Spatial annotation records
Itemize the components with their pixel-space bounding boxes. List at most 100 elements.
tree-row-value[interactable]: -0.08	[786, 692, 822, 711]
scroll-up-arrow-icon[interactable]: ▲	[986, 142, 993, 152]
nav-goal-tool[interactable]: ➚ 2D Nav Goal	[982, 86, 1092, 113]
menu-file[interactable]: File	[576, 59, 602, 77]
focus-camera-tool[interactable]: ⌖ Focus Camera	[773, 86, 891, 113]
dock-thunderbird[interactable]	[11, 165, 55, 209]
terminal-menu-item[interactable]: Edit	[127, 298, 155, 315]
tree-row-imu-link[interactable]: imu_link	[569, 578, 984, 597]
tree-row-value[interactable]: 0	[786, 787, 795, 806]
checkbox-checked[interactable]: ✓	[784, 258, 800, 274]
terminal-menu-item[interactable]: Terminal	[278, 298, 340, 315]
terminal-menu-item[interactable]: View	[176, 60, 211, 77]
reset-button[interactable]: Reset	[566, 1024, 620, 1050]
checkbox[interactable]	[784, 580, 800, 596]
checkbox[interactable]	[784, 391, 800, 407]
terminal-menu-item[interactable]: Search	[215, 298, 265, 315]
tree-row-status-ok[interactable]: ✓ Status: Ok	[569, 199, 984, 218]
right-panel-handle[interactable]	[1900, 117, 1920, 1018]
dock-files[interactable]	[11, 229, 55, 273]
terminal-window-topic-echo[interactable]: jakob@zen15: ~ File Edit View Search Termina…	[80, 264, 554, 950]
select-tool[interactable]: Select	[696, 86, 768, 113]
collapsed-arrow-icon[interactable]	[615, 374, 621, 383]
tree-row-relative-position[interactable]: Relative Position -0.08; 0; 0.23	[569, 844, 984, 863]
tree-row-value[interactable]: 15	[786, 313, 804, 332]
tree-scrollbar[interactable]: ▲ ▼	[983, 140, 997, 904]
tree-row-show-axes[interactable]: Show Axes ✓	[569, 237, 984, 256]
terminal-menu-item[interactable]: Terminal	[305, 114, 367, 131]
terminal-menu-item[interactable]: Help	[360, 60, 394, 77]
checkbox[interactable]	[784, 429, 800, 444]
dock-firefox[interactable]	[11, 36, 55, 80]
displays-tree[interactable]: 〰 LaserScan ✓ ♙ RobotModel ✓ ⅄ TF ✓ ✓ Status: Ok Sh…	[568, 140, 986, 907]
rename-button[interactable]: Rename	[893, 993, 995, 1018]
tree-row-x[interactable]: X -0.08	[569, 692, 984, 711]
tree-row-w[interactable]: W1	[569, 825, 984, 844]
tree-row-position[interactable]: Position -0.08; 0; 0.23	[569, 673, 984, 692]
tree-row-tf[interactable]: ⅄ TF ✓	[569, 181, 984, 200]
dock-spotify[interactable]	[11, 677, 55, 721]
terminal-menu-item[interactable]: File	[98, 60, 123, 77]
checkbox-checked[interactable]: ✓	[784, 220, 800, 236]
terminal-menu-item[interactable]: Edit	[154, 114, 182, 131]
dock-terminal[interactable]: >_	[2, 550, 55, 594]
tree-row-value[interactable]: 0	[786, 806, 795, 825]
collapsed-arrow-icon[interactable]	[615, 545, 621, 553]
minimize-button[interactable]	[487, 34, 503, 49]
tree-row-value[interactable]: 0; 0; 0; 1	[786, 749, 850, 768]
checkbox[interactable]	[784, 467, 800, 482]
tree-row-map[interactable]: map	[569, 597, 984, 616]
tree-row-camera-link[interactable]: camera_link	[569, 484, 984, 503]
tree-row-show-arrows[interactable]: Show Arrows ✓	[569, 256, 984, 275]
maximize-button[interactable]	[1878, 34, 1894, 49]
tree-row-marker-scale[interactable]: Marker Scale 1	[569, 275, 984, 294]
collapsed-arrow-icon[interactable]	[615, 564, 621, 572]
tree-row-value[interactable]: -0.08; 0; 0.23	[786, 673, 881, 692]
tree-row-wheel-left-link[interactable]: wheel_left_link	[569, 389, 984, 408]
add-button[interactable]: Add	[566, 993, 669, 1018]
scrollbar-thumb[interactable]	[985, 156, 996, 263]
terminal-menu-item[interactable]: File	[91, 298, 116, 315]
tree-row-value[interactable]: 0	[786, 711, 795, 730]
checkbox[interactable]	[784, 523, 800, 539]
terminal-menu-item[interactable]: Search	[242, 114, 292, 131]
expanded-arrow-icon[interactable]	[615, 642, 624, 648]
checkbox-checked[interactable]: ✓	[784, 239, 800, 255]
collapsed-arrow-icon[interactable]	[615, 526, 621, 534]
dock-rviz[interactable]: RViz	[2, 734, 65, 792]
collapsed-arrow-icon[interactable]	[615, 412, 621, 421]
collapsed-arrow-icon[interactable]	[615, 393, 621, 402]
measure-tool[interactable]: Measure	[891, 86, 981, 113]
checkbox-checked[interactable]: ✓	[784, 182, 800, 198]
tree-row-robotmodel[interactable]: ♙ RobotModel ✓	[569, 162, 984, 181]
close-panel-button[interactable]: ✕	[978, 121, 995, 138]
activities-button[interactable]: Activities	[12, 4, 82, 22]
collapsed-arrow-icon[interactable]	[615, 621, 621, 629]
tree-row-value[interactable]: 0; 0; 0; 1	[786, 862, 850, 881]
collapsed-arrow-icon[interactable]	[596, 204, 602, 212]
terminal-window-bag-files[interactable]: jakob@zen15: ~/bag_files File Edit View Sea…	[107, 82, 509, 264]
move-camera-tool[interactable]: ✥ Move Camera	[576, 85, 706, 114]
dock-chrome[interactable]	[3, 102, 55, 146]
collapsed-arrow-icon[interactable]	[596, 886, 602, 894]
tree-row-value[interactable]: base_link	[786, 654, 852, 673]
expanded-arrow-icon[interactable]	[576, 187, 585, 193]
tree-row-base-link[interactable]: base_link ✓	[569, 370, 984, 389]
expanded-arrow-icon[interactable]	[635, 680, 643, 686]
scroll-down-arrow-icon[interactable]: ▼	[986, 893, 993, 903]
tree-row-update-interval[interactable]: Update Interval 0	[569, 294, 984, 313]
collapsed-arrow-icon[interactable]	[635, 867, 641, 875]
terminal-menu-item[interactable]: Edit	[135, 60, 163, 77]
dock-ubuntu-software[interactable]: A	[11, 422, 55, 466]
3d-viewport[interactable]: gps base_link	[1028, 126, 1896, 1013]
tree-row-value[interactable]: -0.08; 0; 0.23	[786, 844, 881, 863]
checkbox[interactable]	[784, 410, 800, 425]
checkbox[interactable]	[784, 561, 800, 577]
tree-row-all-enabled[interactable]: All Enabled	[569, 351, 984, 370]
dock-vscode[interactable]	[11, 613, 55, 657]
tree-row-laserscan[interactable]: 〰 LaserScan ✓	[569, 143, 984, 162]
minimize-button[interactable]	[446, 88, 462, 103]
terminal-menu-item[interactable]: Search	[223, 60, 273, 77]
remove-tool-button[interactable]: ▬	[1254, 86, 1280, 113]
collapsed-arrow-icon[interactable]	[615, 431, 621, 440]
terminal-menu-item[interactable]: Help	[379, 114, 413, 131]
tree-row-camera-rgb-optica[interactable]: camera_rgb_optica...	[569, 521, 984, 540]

Directions for this task = Copy every line of the records above without changing anything.

Solution to this problem =
Itemize the components with their pixel-space bounding boxes. List at most 100 elements.
tree-row-value[interactable]: -0.08	[786, 692, 822, 711]
scroll-up-arrow-icon[interactable]: ▲	[986, 142, 993, 152]
nav-goal-tool[interactable]: ➚ 2D Nav Goal	[982, 86, 1092, 113]
menu-file[interactable]: File	[576, 59, 602, 77]
focus-camera-tool[interactable]: ⌖ Focus Camera	[773, 86, 891, 113]
dock-thunderbird[interactable]	[11, 165, 55, 209]
terminal-menu-item[interactable]: Edit	[127, 298, 155, 315]
tree-row-imu-link[interactable]: imu_link	[569, 578, 984, 597]
tree-row-value[interactable]: 0	[786, 787, 795, 806]
checkbox-checked[interactable]: ✓	[784, 258, 800, 274]
terminal-menu-item[interactable]: Terminal	[278, 298, 340, 315]
terminal-menu-item[interactable]: View	[176, 60, 211, 77]
reset-button[interactable]: Reset	[566, 1024, 620, 1050]
checkbox[interactable]	[784, 580, 800, 596]
checkbox[interactable]	[784, 391, 800, 407]
terminal-menu-item[interactable]: Search	[215, 298, 265, 315]
tree-row-status-ok[interactable]: ✓ Status: Ok	[569, 199, 984, 218]
right-panel-handle[interactable]	[1900, 117, 1920, 1018]
dock-files[interactable]	[11, 229, 55, 273]
terminal-window-topic-echo[interactable]: jakob@zen15: ~ File Edit View Search Termina…	[80, 264, 554, 950]
select-tool[interactable]: Select	[696, 86, 768, 113]
collapsed-arrow-icon[interactable]	[615, 374, 621, 383]
tree-row-relative-position[interactable]: Relative Position -0.08; 0; 0.23	[569, 844, 984, 863]
tree-row-value[interactable]: 15	[786, 313, 804, 332]
tree-scrollbar[interactable]: ▲ ▼	[983, 140, 997, 904]
tree-row-show-axes[interactable]: Show Axes ✓	[569, 237, 984, 256]
terminal-menu-item[interactable]: Terminal	[305, 114, 367, 131]
terminal-menu-item[interactable]: Help	[360, 60, 394, 77]
checkbox[interactable]	[784, 429, 800, 444]
dock-firefox[interactable]	[11, 36, 55, 80]
displays-tree[interactable]: 〰 LaserScan ✓ ♙ RobotModel ✓ ⅄ TF ✓ ✓ Status: Ok Sh…	[568, 140, 986, 907]
rename-button[interactable]: Rename	[893, 993, 995, 1018]
tree-row-x[interactable]: X -0.08	[569, 692, 984, 711]
tree-row-w[interactable]: W1	[569, 825, 984, 844]
tree-row-position[interactable]: Position -0.08; 0; 0.23	[569, 673, 984, 692]
tree-row-tf[interactable]: ⅄ TF ✓	[569, 181, 984, 200]
dock-spotify[interactable]	[11, 677, 55, 721]
terminal-menu-item[interactable]: File	[98, 60, 123, 77]
checkbox-checked[interactable]: ✓	[784, 220, 800, 236]
terminal-menu-item[interactable]: Edit	[154, 114, 182, 131]
dock-terminal[interactable]: >_	[2, 550, 55, 594]
tree-row-value[interactable]: 0	[786, 806, 795, 825]
collapsed-arrow-icon[interactable]	[615, 545, 621, 553]
minimize-button[interactable]	[487, 34, 503, 49]
tree-row-value[interactable]: 0; 0; 0; 1	[786, 749, 850, 768]
checkbox[interactable]	[784, 467, 800, 482]
tree-row-map[interactable]: map	[569, 597, 984, 616]
tree-row-camera-link[interactable]: camera_link	[569, 484, 984, 503]
tree-row-show-arrows[interactable]: Show Arrows ✓	[569, 256, 984, 275]
maximize-button[interactable]	[1878, 34, 1894, 49]
tree-row-marker-scale[interactable]: Marker Scale 1	[569, 275, 984, 294]
collapsed-arrow-icon[interactable]	[615, 564, 621, 572]
tree-row-value[interactable]: -0.08; 0; 0.23	[786, 673, 881, 692]
tree-row-wheel-left-link[interactable]: wheel_left_link	[569, 389, 984, 408]
add-button[interactable]: Add	[566, 993, 669, 1018]
scrollbar-thumb[interactable]	[985, 156, 996, 263]
terminal-menu-item[interactable]: File	[91, 298, 116, 315]
tree-row-value[interactable]: 0	[786, 711, 795, 730]
checkbox[interactable]	[784, 523, 800, 539]
terminal-menu-item[interactable]: Search	[242, 114, 292, 131]
expanded-arrow-icon[interactable]	[615, 642, 624, 648]
checkbox-checked[interactable]: ✓	[784, 239, 800, 255]
collapsed-arrow-icon[interactable]	[615, 526, 621, 534]
dock-rviz[interactable]: RViz	[2, 734, 65, 792]
collapsed-arrow-icon[interactable]	[615, 412, 621, 421]
collapsed-arrow-icon[interactable]	[615, 393, 621, 402]
measure-tool[interactable]: Measure	[891, 86, 981, 113]
checkbox-checked[interactable]: ✓	[784, 182, 800, 198]
tree-row-robotmodel[interactable]: ♙ RobotModel ✓	[569, 162, 984, 181]
close-panel-button[interactable]: ✕	[978, 121, 995, 138]
activities-button[interactable]: Activities	[12, 4, 82, 22]
collapsed-arrow-icon[interactable]	[615, 621, 621, 629]
tree-row-value[interactable]: 0; 0; 0; 1	[786, 862, 850, 881]
collapsed-arrow-icon[interactable]	[596, 204, 602, 212]
terminal-window-bag-files[interactable]: jakob@zen15: ~/bag_files File Edit View Sea…	[107, 82, 509, 264]
move-camera-tool[interactable]: ✥ Move Camera	[576, 85, 706, 114]
dock-chrome[interactable]	[3, 102, 55, 146]
collapsed-arrow-icon[interactable]	[596, 886, 602, 894]
tree-row-value[interactable]: base_link	[786, 654, 852, 673]
expanded-arrow-icon[interactable]	[576, 187, 585, 193]
tree-row-base-link[interactable]: base_link ✓	[569, 370, 984, 389]
expanded-arrow-icon[interactable]	[635, 680, 643, 686]
scroll-down-arrow-icon[interactable]: ▼	[986, 893, 993, 903]
tree-row-update-interval[interactable]: Update Interval 0	[569, 294, 984, 313]
collapsed-arrow-icon[interactable]	[635, 867, 641, 875]
terminal-menu-item[interactable]: Edit	[135, 60, 163, 77]
dock-ubuntu-software[interactable]: A	[11, 422, 55, 466]
3d-viewport[interactable]: gps base_link	[1028, 126, 1896, 1013]
tree-row-value[interactable]: -0.08; 0; 0.23	[786, 844, 881, 863]
checkbox[interactable]	[784, 410, 800, 425]
checkbox[interactable]	[784, 561, 800, 577]
tree-row-all-enabled[interactable]: All Enabled	[569, 351, 984, 370]
dock-vscode[interactable]	[11, 613, 55, 657]
tree-row-laserscan[interactable]: 〰 LaserScan ✓	[569, 143, 984, 162]
minimize-button[interactable]	[446, 88, 462, 103]
terminal-menu-item[interactable]: Search	[223, 60, 273, 77]
remove-tool-button[interactable]: ▬	[1254, 86, 1280, 113]
collapsed-arrow-icon[interactable]	[615, 431, 621, 440]
terminal-menu-item[interactable]: Help	[379, 114, 413, 131]
tree-row-camera-rgb-optica[interactable]: camera_rgb_optica...	[569, 521, 984, 540]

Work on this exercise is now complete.